Task to carry out
All entries below need to be written out exactly, but without their pictures.

Record excerpts
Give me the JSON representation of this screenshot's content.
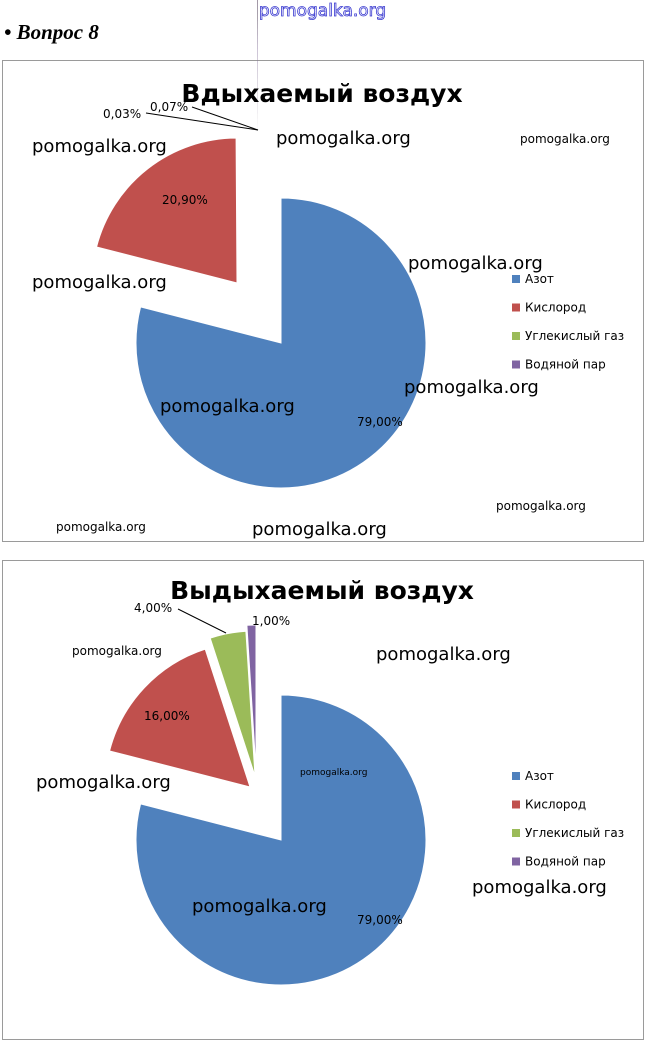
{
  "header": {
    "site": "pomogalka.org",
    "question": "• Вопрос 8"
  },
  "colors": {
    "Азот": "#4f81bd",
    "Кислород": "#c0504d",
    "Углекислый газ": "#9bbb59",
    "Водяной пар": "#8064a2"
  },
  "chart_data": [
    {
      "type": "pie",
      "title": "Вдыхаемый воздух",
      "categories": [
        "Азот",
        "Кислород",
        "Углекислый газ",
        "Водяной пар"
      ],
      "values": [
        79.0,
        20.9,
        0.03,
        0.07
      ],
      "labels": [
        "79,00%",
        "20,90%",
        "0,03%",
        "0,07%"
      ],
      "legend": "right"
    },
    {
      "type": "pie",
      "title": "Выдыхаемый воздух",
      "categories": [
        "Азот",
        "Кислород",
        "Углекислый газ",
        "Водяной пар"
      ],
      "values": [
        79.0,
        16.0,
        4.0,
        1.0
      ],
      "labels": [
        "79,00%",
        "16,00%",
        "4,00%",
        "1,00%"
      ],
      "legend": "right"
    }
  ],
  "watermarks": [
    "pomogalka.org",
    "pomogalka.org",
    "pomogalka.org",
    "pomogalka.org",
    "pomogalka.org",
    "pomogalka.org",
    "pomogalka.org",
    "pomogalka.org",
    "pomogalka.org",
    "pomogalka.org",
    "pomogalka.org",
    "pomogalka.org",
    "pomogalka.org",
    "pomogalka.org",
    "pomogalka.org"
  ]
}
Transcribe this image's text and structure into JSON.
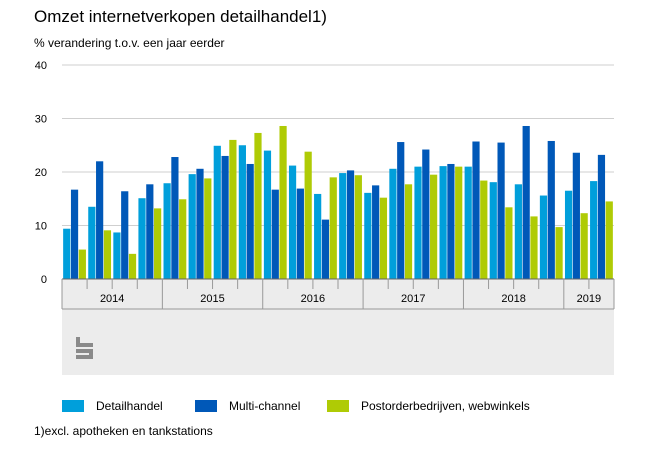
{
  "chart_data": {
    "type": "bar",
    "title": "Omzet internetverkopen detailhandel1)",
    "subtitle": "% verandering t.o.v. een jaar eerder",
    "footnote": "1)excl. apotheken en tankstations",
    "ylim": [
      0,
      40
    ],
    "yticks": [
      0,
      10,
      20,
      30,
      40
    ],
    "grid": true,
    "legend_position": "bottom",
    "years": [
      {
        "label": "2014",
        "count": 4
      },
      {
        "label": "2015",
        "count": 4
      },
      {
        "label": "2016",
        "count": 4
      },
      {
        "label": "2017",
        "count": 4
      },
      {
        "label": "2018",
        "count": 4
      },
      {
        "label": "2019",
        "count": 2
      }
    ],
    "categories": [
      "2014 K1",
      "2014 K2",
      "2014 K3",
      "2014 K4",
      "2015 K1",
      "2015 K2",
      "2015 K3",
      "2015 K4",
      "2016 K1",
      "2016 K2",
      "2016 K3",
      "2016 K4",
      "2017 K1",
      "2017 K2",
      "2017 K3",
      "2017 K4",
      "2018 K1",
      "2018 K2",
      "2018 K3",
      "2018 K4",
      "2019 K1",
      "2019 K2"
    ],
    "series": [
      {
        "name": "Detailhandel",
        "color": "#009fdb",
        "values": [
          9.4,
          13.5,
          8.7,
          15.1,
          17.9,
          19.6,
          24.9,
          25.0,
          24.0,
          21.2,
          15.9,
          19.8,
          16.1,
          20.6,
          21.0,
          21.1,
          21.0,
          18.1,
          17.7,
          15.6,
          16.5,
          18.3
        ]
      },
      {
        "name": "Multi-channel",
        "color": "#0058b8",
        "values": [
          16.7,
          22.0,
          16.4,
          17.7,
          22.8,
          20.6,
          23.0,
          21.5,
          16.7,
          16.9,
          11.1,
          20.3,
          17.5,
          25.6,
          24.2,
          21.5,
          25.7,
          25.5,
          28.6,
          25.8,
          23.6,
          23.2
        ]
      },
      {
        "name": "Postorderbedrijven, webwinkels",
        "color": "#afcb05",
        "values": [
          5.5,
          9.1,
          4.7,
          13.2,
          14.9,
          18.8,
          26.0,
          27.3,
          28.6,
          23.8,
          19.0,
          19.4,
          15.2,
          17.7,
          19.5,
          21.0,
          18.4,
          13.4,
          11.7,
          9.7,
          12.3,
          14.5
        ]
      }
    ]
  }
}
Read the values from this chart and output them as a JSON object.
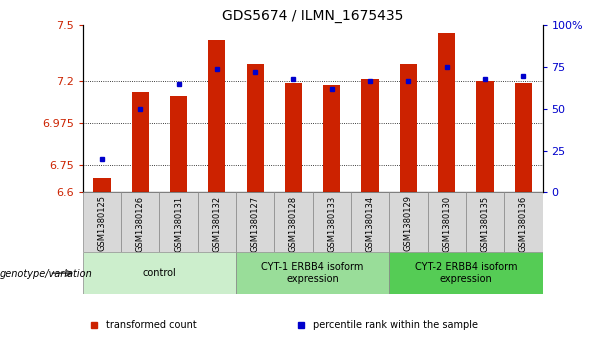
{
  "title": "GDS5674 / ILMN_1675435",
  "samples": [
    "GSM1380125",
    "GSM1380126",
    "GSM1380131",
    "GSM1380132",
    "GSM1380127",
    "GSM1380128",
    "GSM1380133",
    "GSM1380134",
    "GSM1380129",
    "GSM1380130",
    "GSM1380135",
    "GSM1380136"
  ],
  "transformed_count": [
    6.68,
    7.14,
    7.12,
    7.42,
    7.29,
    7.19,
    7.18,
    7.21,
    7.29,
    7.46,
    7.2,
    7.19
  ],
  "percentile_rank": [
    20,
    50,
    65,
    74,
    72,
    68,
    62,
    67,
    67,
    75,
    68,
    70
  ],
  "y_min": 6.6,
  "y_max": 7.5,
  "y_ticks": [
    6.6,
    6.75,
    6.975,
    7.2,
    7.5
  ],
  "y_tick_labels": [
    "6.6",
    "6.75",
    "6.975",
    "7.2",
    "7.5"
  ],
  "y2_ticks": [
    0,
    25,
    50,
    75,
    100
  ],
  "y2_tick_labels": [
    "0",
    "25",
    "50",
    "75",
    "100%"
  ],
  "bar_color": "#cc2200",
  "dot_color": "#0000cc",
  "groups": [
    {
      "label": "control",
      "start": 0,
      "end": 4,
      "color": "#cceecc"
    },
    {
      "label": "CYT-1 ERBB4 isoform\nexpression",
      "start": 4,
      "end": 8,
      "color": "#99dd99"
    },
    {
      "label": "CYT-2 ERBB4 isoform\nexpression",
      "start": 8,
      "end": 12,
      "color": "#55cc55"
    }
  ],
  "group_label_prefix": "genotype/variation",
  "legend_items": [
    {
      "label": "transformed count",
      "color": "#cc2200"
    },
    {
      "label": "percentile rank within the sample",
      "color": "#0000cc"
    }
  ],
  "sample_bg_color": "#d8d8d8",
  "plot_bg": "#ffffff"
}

Answer
Give me the JSON representation of this screenshot's content.
{
  "header": {
    "site": "pomogalka.org",
    "question": "• Вопрос 8"
  },
  "colors": {
    "Азот": "#4f81bd",
    "Кислород": "#c0504d",
    "Углекислый газ": "#9bbb59",
    "Водяной пар": "#8064a2"
  },
  "chart_data": [
    {
      "type": "pie",
      "title": "Вдыхаемый воздух",
      "categories": [
        "Азот",
        "Кислород",
        "Углекислый газ",
        "Водяной пар"
      ],
      "values": [
        79.0,
        20.9,
        0.03,
        0.07
      ],
      "labels": [
        "79,00%",
        "20,90%",
        "0,03%",
        "0,07%"
      ],
      "legend": "right"
    },
    {
      "type": "pie",
      "title": "Выдыхаемый воздух",
      "categories": [
        "Азот",
        "Кислород",
        "Углекислый газ",
        "Водяной пар"
      ],
      "values": [
        79.0,
        16.0,
        4.0,
        1.0
      ],
      "labels": [
        "79,00%",
        "16,00%",
        "4,00%",
        "1,00%"
      ],
      "legend": "right"
    }
  ],
  "watermarks": [
    "pomogalka.org",
    "pomogalka.org",
    "pomogalka.org",
    "pomogalka.org",
    "pomogalka.org",
    "pomogalka.org",
    "pomogalka.org",
    "pomogalka.org",
    "pomogalka.org",
    "pomogalka.org",
    "pomogalka.org",
    "pomogalka.org",
    "pomogalka.org",
    "pomogalka.org",
    "pomogalka.org"
  ]
}
Transcribe this image's text and structure into JSON.
{
  "chart_data": {
    "type": "bar",
    "title": "Omzet internetverkopen detailhandel1)",
    "subtitle": "% verandering t.o.v. een jaar eerder",
    "footnote": "1)excl. apotheken en tankstations",
    "ylim": [
      0,
      40
    ],
    "yticks": [
      0,
      10,
      20,
      30,
      40
    ],
    "grid": true,
    "legend_position": "bottom",
    "years": [
      {
        "label": "2014",
        "count": 4
      },
      {
        "label": "2015",
        "count": 4
      },
      {
        "label": "2016",
        "count": 4
      },
      {
        "label": "2017",
        "count": 4
      },
      {
        "label": "2018",
        "count": 4
      },
      {
        "label": "2019",
        "count": 2
      }
    ],
    "categories": [
      "2014 K1",
      "2014 K2",
      "2014 K3",
      "2014 K4",
      "2015 K1",
      "2015 K2",
      "2015 K3",
      "2015 K4",
      "2016 K1",
      "2016 K2",
      "2016 K3",
      "2016 K4",
      "2017 K1",
      "2017 K2",
      "2017 K3",
      "2017 K4",
      "2018 K1",
      "2018 K2",
      "2018 K3",
      "2018 K4",
      "2019 K1",
      "2019 K2"
    ],
    "series": [
      {
        "name": "Detailhandel",
        "color": "#009fdb",
        "values": [
          9.4,
          13.5,
          8.7,
          15.1,
          17.9,
          19.6,
          24.9,
          25.0,
          24.0,
          21.2,
          15.9,
          19.8,
          16.1,
          20.6,
          21.0,
          21.1,
          21.0,
          18.1,
          17.7,
          15.6,
          16.5,
          18.3
        ]
      },
      {
        "name": "Multi-channel",
        "color": "#0058b8",
        "values": [
          16.7,
          22.0,
          16.4,
          17.7,
          22.8,
          20.6,
          23.0,
          21.5,
          16.7,
          16.9,
          11.1,
          20.3,
          17.5,
          25.6,
          24.2,
          21.5,
          25.7,
          25.5,
          28.6,
          25.8,
          23.6,
          23.2
        ]
      },
      {
        "name": "Postorderbedrijven, webwinkels",
        "color": "#afcb05",
        "values": [
          5.5,
          9.1,
          4.7,
          13.2,
          14.9,
          18.8,
          26.0,
          27.3,
          28.6,
          23.8,
          19.0,
          19.4,
          15.2,
          17.7,
          19.5,
          21.0,
          18.4,
          13.4,
          11.7,
          9.7,
          12.3,
          14.5
        ]
      }
    ]
  }
}
Read the values from this chart and output them as a JSON object.
{
  "title": "GDS5674 / ILMN_1675435",
  "samples": [
    "GSM1380125",
    "GSM1380126",
    "GSM1380131",
    "GSM1380132",
    "GSM1380127",
    "GSM1380128",
    "GSM1380133",
    "GSM1380134",
    "GSM1380129",
    "GSM1380130",
    "GSM1380135",
    "GSM1380136"
  ],
  "transformed_count": [
    6.68,
    7.14,
    7.12,
    7.42,
    7.29,
    7.19,
    7.18,
    7.21,
    7.29,
    7.46,
    7.2,
    7.19
  ],
  "percentile_rank": [
    20,
    50,
    65,
    74,
    72,
    68,
    62,
    67,
    67,
    75,
    68,
    70
  ],
  "y_min": 6.6,
  "y_max": 7.5,
  "y_ticks": [
    6.6,
    6.75,
    6.975,
    7.2,
    7.5
  ],
  "y_tick_labels": [
    "6.6",
    "6.75",
    "6.975",
    "7.2",
    "7.5"
  ],
  "y2_ticks": [
    0,
    25,
    50,
    75,
    100
  ],
  "y2_tick_labels": [
    "0",
    "25",
    "50",
    "75",
    "100%"
  ],
  "bar_color": "#cc2200",
  "dot_color": "#0000cc",
  "groups": [
    {
      "label": "control",
      "start": 0,
      "end": 4,
      "color": "#cceecc"
    },
    {
      "label": "CYT-1 ERBB4 isoform\nexpression",
      "start": 4,
      "end": 8,
      "color": "#99dd99"
    },
    {
      "label": "CYT-2 ERBB4 isoform\nexpression",
      "start": 8,
      "end": 12,
      "color": "#55cc55"
    }
  ],
  "group_label_prefix": "genotype/variation",
  "legend_items": [
    {
      "label": "transformed count",
      "color": "#cc2200"
    },
    {
      "label": "percentile rank within the sample",
      "color": "#0000cc"
    }
  ],
  "sample_bg_color": "#d8d8d8",
  "plot_bg": "#ffffff"
}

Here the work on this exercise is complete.